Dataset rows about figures
* START *

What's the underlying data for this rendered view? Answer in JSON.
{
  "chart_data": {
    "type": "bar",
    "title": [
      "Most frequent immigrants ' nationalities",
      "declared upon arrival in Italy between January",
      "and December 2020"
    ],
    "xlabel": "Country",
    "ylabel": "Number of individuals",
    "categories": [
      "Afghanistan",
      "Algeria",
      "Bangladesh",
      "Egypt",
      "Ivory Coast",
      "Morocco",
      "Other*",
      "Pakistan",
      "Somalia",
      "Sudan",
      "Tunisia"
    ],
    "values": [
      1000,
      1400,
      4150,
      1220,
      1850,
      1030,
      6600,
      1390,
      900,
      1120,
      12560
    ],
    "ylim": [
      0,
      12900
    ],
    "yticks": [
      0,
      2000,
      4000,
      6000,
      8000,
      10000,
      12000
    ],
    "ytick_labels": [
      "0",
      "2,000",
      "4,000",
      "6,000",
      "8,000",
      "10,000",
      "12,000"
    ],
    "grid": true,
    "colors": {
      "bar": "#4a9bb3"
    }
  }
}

* END *

▶ What you need to do
Output all preceding records character for character.

▶ Solution for this problem
What's the underlying data for this rendered view? Answer in JSON.
{
  "chart_data": {
    "type": "bar",
    "title": [
      "Most frequent immigrants ' nationalities",
      "declared upon arrival in Italy between January",
      "and December 2020"
    ],
    "xlabel": "Country",
    "ylabel": "Number of individuals",
    "categories": [
      "Afghanistan",
      "Algeria",
      "Bangladesh",
      "Egypt",
      "Ivory Coast",
      "Morocco",
      "Other*",
      "Pakistan",
      "Somalia",
      "Sudan",
      "Tunisia"
    ],
    "values": [
      1000,
      1400,
      4150,
      1220,
      1850,
      1030,
      6600,
      1390,
      900,
      1120,
      12560
    ],
    "ylim": [
      0,
      12900
    ],
    "yticks": [
      0,
      2000,
      4000,
      6000,
      8000,
      10000,
      12000
    ],
    "ytick_labels": [
      "0",
      "2,000",
      "4,000",
      "6,000",
      "8,000",
      "10,000",
      "12,000"
    ],
    "grid": true,
    "colors": {
      "bar": "#4a9bb3"
    }
  }
}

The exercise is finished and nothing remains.